TASK DESCRIPTION:
Your task is to copy every line of this material exactly.
+++ INFORMATION GIVEN +++
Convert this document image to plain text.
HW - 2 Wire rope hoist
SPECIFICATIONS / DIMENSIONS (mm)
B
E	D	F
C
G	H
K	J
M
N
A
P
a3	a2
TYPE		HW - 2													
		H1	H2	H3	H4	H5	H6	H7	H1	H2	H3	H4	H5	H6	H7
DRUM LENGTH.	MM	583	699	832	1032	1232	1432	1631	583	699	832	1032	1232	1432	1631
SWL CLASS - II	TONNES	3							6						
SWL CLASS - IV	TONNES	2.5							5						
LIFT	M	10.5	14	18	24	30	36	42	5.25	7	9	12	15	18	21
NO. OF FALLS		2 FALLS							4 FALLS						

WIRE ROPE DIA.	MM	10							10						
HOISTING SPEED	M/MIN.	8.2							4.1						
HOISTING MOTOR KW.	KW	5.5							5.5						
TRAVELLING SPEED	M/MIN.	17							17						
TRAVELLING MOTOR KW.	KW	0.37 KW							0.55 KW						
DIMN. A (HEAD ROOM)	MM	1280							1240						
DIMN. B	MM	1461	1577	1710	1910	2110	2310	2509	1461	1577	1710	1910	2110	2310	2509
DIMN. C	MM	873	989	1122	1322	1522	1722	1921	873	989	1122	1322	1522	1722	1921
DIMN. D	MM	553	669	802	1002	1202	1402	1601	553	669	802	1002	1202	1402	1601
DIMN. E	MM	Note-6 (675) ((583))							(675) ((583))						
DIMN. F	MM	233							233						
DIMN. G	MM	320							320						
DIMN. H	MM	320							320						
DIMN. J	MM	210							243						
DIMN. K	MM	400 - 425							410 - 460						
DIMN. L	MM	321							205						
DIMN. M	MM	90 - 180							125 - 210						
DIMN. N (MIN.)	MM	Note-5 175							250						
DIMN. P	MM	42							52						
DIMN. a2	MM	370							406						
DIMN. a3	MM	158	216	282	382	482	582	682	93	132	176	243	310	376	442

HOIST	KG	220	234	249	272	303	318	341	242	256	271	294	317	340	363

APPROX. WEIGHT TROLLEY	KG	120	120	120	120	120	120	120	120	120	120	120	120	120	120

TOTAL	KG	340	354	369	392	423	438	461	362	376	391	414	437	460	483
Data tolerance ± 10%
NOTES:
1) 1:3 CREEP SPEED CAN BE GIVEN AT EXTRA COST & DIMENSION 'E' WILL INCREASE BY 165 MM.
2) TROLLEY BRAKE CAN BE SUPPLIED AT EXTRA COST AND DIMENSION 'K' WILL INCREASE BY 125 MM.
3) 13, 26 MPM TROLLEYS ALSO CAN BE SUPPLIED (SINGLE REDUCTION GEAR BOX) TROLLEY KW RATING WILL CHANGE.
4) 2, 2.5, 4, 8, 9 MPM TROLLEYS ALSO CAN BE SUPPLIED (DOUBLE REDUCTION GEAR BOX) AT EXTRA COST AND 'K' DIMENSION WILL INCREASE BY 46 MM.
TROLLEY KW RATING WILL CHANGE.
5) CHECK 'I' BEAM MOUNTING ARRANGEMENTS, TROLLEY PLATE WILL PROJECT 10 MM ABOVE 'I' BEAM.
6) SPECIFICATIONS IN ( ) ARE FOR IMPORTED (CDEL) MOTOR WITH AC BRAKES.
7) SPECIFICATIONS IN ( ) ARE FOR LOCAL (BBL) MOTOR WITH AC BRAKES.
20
+++
RESPONSE TO THIS TASK:
Convert this document image to plain text.
HW - 2 Wire rope hoist
SPECIFICATIONS / DIMENSIONS (mm)
B
E	D	F
C
G	H
K	J
M
N
A
P
a3	a2
TYPE		HW - 2													
		H1	H2	H3	H4	H5	H6	H7	H1	H2	H3	H4	H5	H6	H7
DRUM LENGTH.	MM	583	699	832	1032	1232	1432	1631	583	699	832	1032	1232	1432	1631
SWL CLASS - II	TONNES	3							6						
SWL CLASS - IV	TONNES	2.5							5						
LIFT	M	10.5	14	18	24	30	36	42	5.25	7	9	12	15	18	21
NO. OF FALLS		2 FALLS							4 FALLS						

WIRE ROPE DIA.	MM	10							10						
HOISTING SPEED	M/MIN.	8.2							4.1						
HOISTING MOTOR KW.	KW	5.5							5.5						
TRAVELLING SPEED	M/MIN.	17							17						
TRAVELLING MOTOR KW.	KW	0.37 KW							0.55 KW						
DIMN. A (HEAD ROOM)	MM	1280							1240						
DIMN. B	MM	1461	1577	1710	1910	2110	2310	2509	1461	1577	1710	1910	2110	2310	2509
DIMN. C	MM	873	989	1122	1322	1522	1722	1921	873	989	1122	1322	1522	1722	1921
DIMN. D	MM	553	669	802	1002	1202	1402	1601	553	669	802	1002	1202	1402	1601
DIMN. E	MM	Note-6 (675) ((583))							(675) ((583))						
DIMN. F	MM	233							233						
DIMN. G	MM	320							320						
DIMN. H	MM	320							320						
DIMN. J	MM	210							243						
DIMN. K	MM	400 - 425							410 - 460						
DIMN. L	MM	321							205						
DIMN. M	MM	90 - 180							125 - 210						
DIMN. N (MIN.)	MM	Note-5 175							250						
DIMN. P	MM	42							52						
DIMN. a2	MM	370							406						
DIMN. a3	MM	158	216	282	382	482	582	682	93	132	176	243	310	376	442

HOIST	KG	220	234	249	272	303	318	341	242	256	271	294	317	340	363

APPROX. WEIGHT TROLLEY	KG	120	120	120	120	120	120	120	120	120	120	120	120	120	120

TOTAL	KG	340	354	369	392	423	438	461	362	376	391	414	437	460	483
Data tolerance ± 10%
NOTES:
1) 1:3 CREEP SPEED CAN BE GIVEN AT EXTRA COST & DIMENSION 'E' WILL INCREASE BY 165 MM.
2) TROLLEY BRAKE CAN BE SUPPLIED AT EXTRA COST AND DIMENSION 'K' WILL INCREASE BY 125 MM.
3) 13, 26 MPM TROLLEYS ALSO CAN BE SUPPLIED (SINGLE REDUCTION GEAR BOX) TROLLEY KW RATING WILL CHANGE.
4) 2, 2.5, 4, 8, 9 MPM TROLLEYS ALSO CAN BE SUPPLIED (DOUBLE REDUCTION GEAR BOX) AT EXTRA COST AND 'K' DIMENSION WILL INCREASE BY 46 MM.
TROLLEY KW RATING WILL CHANGE.
5) CHECK 'I' BEAM MOUNTING ARRANGEMENTS, TROLLEY PLATE WILL PROJECT 10 MM ABOVE 'I' BEAM.
6) SPECIFICATIONS IN ( ) ARE FOR IMPORTED (CDEL) MOTOR WITH AC BRAKES.
7) SPECIFICATIONS IN ( ) ARE FOR LOCAL (BBL) MOTOR WITH AC BRAKES.
20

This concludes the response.